> **Data for the task**:
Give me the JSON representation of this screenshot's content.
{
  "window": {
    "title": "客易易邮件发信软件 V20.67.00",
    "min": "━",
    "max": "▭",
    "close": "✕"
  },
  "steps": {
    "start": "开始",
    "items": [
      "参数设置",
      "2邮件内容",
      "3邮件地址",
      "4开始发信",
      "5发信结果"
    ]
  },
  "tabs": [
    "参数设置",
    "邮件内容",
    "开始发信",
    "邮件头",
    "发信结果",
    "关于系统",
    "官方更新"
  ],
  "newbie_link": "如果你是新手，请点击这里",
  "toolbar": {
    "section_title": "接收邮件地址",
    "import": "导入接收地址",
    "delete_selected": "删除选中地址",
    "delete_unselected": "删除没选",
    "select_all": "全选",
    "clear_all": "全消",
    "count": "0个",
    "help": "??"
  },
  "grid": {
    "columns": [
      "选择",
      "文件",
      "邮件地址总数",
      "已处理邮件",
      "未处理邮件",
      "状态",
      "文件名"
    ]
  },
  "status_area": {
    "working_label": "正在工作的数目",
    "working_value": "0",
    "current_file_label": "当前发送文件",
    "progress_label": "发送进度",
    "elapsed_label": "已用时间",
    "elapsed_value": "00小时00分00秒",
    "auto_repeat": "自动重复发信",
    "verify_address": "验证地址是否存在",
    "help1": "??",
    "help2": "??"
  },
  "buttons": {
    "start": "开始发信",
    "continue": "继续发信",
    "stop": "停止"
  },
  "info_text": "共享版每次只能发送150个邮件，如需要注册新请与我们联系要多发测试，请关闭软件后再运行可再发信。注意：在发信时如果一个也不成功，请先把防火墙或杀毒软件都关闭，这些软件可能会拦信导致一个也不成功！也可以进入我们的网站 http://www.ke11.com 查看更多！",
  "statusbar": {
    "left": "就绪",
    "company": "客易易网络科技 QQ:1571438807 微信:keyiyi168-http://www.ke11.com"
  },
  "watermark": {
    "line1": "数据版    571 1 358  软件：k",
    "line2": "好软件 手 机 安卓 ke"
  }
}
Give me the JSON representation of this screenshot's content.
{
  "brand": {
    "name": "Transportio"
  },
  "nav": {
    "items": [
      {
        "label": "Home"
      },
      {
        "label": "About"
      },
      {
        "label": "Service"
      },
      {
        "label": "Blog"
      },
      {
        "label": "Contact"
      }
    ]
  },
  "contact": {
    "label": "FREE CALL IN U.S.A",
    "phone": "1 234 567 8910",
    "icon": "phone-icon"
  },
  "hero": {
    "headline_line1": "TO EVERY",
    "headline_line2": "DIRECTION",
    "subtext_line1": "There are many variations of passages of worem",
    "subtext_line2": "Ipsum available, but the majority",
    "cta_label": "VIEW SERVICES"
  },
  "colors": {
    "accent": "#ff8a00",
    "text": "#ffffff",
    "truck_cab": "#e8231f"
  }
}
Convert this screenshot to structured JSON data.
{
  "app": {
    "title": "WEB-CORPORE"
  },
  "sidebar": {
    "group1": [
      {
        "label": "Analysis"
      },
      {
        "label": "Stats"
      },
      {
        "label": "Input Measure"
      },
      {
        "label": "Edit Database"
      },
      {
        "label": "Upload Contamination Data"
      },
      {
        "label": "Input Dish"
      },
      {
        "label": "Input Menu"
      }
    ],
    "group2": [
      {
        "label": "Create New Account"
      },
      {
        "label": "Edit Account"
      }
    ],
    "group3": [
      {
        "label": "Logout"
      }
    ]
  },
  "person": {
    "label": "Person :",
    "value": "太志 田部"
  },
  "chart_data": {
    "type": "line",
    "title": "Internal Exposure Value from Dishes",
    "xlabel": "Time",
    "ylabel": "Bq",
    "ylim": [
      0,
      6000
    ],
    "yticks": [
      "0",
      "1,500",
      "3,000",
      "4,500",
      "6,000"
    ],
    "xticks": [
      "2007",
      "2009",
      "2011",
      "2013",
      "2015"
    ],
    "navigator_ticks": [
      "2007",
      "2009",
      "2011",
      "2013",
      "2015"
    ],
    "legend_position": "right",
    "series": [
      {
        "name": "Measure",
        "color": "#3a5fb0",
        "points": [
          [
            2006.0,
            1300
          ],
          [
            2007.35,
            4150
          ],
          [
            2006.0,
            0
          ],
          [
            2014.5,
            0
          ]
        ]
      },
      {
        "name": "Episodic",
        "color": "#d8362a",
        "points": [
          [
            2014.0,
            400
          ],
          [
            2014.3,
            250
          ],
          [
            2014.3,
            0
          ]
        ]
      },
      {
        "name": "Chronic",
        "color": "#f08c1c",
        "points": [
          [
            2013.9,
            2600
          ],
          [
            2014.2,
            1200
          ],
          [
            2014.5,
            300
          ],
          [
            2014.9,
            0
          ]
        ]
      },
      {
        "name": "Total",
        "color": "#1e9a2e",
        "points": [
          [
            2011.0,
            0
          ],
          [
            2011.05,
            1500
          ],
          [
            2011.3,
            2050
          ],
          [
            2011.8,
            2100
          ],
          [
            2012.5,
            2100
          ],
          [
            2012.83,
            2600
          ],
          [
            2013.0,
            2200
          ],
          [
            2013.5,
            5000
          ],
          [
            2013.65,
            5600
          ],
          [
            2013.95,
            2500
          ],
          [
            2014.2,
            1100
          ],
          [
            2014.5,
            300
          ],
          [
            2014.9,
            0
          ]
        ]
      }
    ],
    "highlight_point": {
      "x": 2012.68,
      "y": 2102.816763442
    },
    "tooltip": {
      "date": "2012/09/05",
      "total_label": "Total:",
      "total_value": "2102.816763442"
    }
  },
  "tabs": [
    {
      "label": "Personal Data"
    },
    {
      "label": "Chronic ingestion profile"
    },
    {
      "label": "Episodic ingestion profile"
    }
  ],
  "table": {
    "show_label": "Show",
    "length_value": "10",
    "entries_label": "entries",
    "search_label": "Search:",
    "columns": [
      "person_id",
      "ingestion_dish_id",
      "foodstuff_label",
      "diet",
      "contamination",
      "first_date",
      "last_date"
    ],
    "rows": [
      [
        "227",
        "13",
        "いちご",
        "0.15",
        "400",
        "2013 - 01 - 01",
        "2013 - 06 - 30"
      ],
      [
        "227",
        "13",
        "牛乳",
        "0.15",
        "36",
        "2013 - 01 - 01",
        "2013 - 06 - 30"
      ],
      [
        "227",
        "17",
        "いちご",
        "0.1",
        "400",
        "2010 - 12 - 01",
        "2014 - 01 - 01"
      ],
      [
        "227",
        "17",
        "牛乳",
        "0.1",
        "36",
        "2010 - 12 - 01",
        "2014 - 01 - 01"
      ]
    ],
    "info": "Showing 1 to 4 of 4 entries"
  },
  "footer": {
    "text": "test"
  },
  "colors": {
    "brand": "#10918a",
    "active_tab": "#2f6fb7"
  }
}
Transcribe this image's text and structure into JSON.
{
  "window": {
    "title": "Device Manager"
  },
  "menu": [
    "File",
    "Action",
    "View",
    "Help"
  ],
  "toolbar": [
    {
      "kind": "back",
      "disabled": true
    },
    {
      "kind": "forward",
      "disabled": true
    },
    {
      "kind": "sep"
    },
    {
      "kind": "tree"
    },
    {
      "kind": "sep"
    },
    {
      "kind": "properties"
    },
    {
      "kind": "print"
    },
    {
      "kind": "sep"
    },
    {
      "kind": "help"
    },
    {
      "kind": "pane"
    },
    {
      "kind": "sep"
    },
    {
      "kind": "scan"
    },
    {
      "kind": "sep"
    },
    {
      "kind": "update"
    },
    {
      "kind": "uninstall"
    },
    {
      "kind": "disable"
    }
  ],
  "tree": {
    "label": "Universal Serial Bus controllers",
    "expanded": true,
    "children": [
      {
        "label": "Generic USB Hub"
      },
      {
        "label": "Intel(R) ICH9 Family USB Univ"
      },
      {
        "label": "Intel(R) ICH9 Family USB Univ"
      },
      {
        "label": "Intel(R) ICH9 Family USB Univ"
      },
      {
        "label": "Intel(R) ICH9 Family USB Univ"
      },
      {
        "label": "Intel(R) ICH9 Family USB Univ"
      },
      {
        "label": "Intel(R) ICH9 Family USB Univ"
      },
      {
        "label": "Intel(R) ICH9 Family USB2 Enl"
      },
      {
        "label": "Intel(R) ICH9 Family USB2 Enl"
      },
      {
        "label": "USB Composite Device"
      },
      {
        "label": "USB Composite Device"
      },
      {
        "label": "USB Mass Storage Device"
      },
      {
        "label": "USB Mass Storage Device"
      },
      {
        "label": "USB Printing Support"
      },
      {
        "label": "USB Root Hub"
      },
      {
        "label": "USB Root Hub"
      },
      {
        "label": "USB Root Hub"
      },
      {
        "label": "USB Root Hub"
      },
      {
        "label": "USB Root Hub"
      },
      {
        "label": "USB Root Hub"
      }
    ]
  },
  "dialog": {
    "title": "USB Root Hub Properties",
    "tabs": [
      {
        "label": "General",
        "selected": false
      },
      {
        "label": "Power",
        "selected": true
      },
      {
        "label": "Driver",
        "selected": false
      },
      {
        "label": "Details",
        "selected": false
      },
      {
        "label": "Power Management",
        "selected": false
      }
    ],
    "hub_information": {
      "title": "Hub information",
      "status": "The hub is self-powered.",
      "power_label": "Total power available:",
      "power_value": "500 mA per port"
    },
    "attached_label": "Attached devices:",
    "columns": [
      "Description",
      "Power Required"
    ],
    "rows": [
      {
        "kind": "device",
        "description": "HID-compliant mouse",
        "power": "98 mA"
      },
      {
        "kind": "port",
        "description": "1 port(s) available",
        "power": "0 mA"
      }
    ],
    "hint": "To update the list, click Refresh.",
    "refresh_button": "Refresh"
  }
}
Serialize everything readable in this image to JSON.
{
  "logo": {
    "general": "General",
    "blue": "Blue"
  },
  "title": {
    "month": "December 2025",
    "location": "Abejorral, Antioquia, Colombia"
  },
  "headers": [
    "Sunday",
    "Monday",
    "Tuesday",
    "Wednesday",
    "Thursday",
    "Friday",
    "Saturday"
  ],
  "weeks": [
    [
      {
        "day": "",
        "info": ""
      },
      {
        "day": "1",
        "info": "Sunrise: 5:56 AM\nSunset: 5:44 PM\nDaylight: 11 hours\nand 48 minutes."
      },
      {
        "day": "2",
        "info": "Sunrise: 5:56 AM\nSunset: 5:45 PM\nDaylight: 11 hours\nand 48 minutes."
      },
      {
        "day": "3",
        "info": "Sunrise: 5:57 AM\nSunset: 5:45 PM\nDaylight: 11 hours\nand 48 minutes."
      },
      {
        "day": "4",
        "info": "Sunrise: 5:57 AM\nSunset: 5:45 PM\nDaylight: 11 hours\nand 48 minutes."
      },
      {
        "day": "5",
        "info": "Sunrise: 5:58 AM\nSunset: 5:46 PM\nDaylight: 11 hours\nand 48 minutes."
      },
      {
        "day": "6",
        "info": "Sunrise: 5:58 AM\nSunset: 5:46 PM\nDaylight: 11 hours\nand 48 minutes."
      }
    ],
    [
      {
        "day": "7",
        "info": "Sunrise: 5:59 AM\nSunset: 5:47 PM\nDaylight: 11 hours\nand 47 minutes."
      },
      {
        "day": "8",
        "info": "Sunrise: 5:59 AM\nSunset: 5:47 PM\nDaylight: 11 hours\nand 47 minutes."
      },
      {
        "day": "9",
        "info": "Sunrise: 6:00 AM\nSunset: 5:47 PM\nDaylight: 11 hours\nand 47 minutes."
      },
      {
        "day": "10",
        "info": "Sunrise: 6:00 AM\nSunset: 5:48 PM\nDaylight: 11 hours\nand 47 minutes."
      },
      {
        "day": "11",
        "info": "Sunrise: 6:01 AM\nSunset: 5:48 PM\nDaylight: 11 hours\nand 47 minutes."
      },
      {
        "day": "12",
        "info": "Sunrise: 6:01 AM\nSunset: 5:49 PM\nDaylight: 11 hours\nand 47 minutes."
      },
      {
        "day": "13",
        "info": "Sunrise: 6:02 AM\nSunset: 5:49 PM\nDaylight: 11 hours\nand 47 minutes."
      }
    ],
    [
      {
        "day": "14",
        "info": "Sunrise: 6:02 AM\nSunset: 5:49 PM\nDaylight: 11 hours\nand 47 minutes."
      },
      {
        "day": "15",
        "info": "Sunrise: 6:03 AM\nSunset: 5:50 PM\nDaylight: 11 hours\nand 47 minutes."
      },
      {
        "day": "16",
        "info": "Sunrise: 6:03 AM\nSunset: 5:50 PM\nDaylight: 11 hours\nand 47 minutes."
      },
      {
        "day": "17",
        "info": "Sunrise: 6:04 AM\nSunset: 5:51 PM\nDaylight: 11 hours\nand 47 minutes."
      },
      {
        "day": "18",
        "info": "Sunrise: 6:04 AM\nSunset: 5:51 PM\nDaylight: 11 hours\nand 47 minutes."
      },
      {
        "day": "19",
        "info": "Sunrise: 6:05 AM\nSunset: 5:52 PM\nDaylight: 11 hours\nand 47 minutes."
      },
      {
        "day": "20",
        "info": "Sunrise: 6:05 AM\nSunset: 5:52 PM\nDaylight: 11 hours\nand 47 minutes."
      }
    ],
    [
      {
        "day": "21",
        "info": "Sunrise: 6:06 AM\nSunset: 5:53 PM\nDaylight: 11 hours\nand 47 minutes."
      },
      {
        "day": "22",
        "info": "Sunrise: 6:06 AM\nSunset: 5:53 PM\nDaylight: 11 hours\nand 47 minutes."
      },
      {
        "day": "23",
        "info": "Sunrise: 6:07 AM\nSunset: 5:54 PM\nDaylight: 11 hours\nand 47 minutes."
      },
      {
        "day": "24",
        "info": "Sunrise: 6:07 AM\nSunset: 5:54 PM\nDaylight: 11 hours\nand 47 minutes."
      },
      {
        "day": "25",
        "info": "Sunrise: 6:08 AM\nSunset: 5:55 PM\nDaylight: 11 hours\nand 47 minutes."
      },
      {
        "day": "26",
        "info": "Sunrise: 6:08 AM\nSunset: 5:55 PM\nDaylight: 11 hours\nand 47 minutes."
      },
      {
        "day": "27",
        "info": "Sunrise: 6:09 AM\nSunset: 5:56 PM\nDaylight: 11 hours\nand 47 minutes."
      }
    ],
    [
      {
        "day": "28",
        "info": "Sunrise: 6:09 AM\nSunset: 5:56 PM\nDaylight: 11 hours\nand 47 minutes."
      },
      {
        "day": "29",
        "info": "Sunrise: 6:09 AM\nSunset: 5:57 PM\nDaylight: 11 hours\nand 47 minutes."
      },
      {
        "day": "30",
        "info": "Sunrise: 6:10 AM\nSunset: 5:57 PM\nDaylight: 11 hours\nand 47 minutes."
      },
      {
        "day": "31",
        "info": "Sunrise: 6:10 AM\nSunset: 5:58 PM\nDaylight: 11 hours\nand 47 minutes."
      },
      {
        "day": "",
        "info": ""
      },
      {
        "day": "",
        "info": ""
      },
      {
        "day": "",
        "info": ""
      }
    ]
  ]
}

> **Directions for this task**: Using the records above, gather all lines where the string "update" is present.

> **Full output**:
      "kind": "update"
    "hint": "To update the list, click Refresh.",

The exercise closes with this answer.